:: Task ::
Return each line holding the string "title".

--- Begin Data to process ---

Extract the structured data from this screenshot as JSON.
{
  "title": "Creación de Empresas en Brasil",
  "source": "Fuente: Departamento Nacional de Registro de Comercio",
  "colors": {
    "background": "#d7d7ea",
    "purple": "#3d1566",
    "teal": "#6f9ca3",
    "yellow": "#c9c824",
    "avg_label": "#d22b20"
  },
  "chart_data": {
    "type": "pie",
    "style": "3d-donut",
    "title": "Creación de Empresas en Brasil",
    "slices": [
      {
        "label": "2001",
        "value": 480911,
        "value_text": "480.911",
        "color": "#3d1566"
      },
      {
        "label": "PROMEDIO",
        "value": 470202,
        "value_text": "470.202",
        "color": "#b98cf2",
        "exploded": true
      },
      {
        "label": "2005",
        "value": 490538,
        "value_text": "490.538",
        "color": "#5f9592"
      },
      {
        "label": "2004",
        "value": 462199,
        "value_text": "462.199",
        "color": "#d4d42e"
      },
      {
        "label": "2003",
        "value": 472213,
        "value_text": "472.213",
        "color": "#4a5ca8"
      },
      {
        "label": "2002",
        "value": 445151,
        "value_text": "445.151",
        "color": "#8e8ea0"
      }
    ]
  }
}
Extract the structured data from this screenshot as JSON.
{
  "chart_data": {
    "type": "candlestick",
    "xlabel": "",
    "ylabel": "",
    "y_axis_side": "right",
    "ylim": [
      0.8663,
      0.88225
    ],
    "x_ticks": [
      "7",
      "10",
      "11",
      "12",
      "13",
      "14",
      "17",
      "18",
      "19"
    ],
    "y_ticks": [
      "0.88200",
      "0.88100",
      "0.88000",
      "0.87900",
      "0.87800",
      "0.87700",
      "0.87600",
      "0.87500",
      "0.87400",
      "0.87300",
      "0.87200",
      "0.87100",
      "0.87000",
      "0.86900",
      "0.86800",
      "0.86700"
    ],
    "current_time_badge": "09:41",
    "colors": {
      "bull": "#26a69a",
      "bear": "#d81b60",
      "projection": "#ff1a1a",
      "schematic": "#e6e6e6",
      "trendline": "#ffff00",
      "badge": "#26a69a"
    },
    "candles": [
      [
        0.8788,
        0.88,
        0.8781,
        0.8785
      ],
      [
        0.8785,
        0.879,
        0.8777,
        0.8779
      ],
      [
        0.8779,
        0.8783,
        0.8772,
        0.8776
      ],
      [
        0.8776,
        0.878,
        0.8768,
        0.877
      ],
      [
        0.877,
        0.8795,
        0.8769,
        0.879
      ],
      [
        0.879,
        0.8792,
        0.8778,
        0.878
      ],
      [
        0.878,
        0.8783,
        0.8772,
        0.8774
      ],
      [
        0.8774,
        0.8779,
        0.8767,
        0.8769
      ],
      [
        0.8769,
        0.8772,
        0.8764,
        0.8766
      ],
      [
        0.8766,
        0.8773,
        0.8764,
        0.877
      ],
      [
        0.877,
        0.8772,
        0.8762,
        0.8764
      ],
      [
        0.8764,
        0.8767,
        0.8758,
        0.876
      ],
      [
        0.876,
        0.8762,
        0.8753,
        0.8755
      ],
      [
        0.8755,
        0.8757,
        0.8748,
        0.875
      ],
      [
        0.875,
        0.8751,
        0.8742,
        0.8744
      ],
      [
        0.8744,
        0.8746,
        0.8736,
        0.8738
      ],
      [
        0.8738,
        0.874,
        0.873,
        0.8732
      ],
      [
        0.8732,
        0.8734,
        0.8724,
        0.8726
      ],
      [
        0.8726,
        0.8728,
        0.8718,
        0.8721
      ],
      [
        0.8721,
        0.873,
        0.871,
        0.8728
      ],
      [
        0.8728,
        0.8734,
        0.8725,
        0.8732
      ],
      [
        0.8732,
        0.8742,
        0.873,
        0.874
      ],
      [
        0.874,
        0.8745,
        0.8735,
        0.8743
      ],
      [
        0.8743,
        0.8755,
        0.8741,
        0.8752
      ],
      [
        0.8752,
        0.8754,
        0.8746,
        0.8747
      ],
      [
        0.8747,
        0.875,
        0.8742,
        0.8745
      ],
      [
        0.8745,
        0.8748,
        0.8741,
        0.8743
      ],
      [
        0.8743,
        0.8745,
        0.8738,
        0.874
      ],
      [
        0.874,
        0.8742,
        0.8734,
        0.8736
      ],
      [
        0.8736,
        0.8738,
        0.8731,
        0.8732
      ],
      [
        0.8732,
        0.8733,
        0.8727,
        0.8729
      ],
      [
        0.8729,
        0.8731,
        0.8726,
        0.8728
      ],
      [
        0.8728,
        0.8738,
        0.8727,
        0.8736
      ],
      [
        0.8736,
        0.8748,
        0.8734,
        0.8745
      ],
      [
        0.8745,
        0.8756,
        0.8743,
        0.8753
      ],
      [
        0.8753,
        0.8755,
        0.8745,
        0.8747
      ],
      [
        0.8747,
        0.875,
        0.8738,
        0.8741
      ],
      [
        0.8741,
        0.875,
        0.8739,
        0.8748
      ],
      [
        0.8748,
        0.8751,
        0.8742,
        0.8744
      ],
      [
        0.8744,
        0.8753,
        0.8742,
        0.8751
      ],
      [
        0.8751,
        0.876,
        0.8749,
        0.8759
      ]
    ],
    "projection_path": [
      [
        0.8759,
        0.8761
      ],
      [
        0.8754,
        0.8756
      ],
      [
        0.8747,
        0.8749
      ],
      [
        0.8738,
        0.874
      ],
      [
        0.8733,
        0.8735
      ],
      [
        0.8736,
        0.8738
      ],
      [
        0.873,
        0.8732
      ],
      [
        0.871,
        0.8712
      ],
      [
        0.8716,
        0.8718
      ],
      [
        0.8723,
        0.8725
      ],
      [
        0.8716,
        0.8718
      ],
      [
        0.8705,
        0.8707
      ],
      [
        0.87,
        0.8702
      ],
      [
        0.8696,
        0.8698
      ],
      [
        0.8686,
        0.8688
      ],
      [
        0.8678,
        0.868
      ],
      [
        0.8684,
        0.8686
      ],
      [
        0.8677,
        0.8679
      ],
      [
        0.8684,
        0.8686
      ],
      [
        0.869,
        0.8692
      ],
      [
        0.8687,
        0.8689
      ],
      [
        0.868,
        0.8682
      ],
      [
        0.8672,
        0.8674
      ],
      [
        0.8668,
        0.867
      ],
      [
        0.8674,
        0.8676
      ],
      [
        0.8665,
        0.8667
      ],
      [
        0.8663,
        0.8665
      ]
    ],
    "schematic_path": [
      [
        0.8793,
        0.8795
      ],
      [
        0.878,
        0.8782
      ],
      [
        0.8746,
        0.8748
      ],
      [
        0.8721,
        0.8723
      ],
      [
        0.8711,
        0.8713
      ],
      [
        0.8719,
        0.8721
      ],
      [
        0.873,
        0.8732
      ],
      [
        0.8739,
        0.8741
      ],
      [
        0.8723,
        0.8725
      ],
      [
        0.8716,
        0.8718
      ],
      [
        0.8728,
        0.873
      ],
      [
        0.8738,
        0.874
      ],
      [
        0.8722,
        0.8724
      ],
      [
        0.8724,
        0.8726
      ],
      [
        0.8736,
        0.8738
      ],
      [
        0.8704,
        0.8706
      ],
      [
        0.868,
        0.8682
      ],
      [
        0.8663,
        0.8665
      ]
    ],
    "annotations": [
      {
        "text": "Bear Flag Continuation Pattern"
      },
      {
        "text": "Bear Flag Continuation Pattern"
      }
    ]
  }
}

--- End Data to process ---

:: Solution for this task ::
  "title": "Creación de Empresas en Brasil",
    "title": "Creación de Empresas en Brasil",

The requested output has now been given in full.